══ DATA EXTRACT ══

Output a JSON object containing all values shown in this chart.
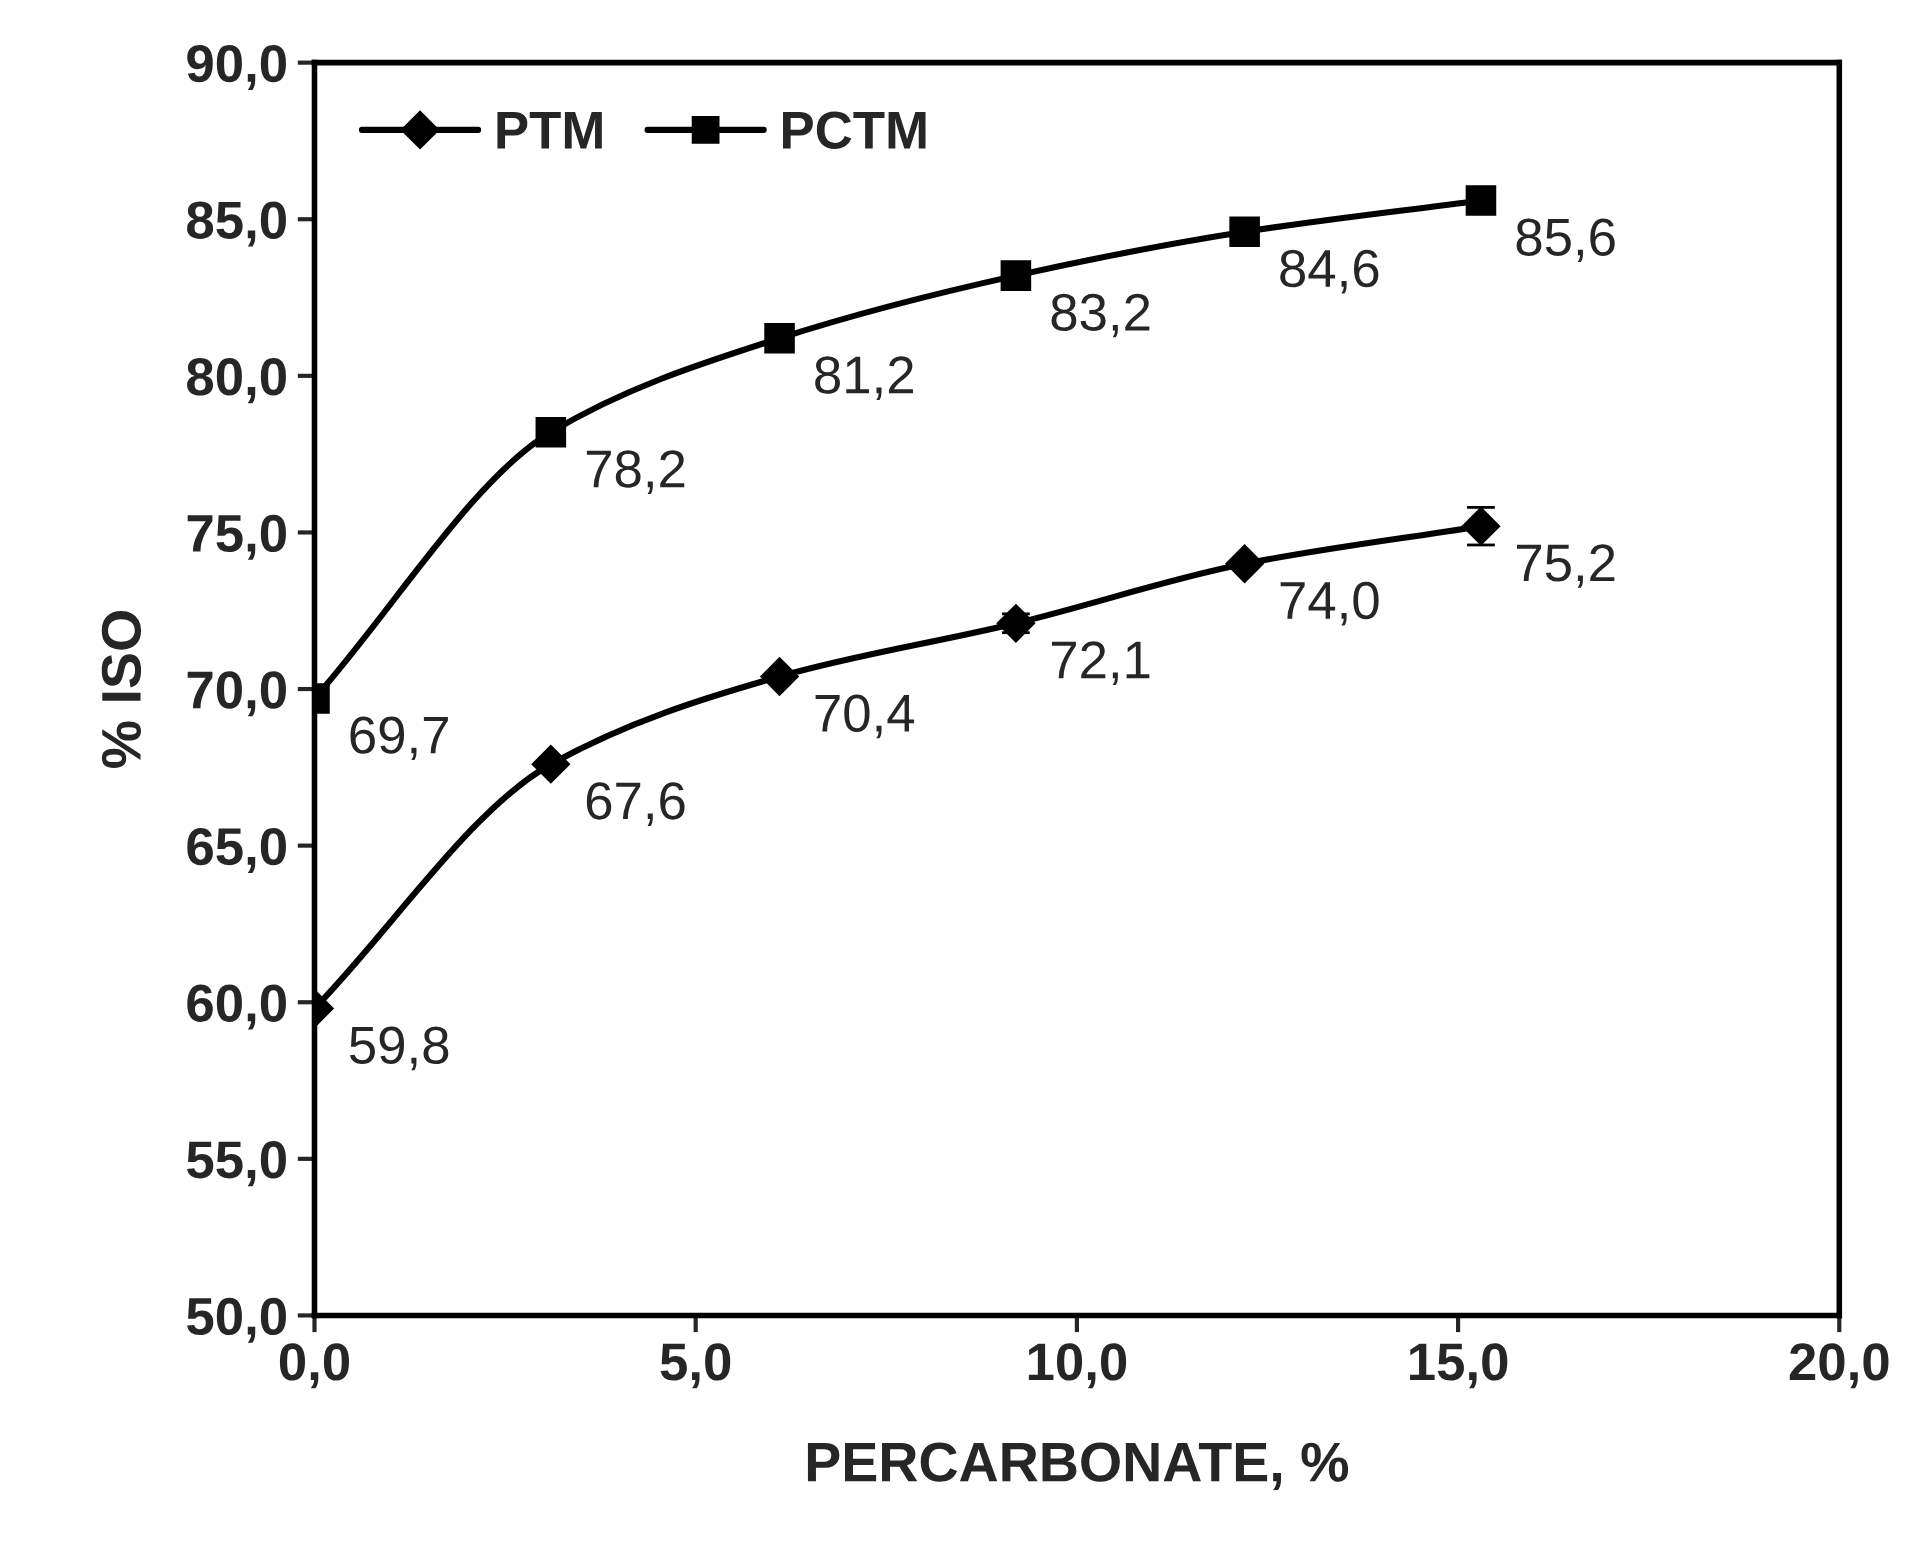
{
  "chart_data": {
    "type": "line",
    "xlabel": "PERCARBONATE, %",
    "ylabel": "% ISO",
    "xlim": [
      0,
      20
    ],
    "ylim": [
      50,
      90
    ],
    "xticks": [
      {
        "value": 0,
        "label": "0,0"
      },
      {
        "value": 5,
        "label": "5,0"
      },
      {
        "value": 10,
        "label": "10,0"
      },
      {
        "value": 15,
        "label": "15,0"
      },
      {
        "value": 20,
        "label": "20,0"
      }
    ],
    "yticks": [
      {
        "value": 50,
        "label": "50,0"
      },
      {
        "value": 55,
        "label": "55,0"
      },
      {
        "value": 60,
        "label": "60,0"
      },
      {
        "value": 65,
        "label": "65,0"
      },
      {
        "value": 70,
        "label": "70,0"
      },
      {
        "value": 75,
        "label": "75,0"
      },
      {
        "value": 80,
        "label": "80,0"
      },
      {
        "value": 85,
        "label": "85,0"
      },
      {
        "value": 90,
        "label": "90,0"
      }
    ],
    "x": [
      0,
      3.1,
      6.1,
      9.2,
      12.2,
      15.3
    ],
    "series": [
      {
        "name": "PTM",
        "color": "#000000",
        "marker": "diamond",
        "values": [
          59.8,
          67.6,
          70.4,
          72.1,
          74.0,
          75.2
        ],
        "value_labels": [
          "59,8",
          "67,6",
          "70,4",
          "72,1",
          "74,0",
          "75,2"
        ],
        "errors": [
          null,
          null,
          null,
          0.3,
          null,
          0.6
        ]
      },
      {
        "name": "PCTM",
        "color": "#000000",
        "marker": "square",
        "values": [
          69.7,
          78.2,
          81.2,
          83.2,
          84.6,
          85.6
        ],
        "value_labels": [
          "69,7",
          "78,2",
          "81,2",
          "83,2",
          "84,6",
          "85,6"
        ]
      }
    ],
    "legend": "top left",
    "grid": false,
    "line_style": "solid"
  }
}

═══

Drop the pictures and reproduce the rest of the entries above exactly.

Output a JSON object containing all values shown in this chart.
{
  "chart_data": {
    "type": "line",
    "xlabel": "PERCARBONATE, %",
    "ylabel": "% ISO",
    "xlim": [
      0,
      20
    ],
    "ylim": [
      50,
      90
    ],
    "xticks": [
      {
        "value": 0,
        "label": "0,0"
      },
      {
        "value": 5,
        "label": "5,0"
      },
      {
        "value": 10,
        "label": "10,0"
      },
      {
        "value": 15,
        "label": "15,0"
      },
      {
        "value": 20,
        "label": "20,0"
      }
    ],
    "yticks": [
      {
        "value": 50,
        "label": "50,0"
      },
      {
        "value": 55,
        "label": "55,0"
      },
      {
        "value": 60,
        "label": "60,0"
      },
      {
        "value": 65,
        "label": "65,0"
      },
      {
        "value": 70,
        "label": "70,0"
      },
      {
        "value": 75,
        "label": "75,0"
      },
      {
        "value": 80,
        "label": "80,0"
      },
      {
        "value": 85,
        "label": "85,0"
      },
      {
        "value": 90,
        "label": "90,0"
      }
    ],
    "x": [
      0,
      3.1,
      6.1,
      9.2,
      12.2,
      15.3
    ],
    "series": [
      {
        "name": "PTM",
        "color": "#000000",
        "marker": "diamond",
        "values": [
          59.8,
          67.6,
          70.4,
          72.1,
          74.0,
          75.2
        ],
        "value_labels": [
          "59,8",
          "67,6",
          "70,4",
          "72,1",
          "74,0",
          "75,2"
        ],
        "errors": [
          null,
          null,
          null,
          0.3,
          null,
          0.6
        ]
      },
      {
        "name": "PCTM",
        "color": "#000000",
        "marker": "square",
        "values": [
          69.7,
          78.2,
          81.2,
          83.2,
          84.6,
          85.6
        ],
        "value_labels": [
          "69,7",
          "78,2",
          "81,2",
          "83,2",
          "84,6",
          "85,6"
        ]
      }
    ],
    "legend": "top left",
    "grid": false,
    "line_style": "solid"
  }
}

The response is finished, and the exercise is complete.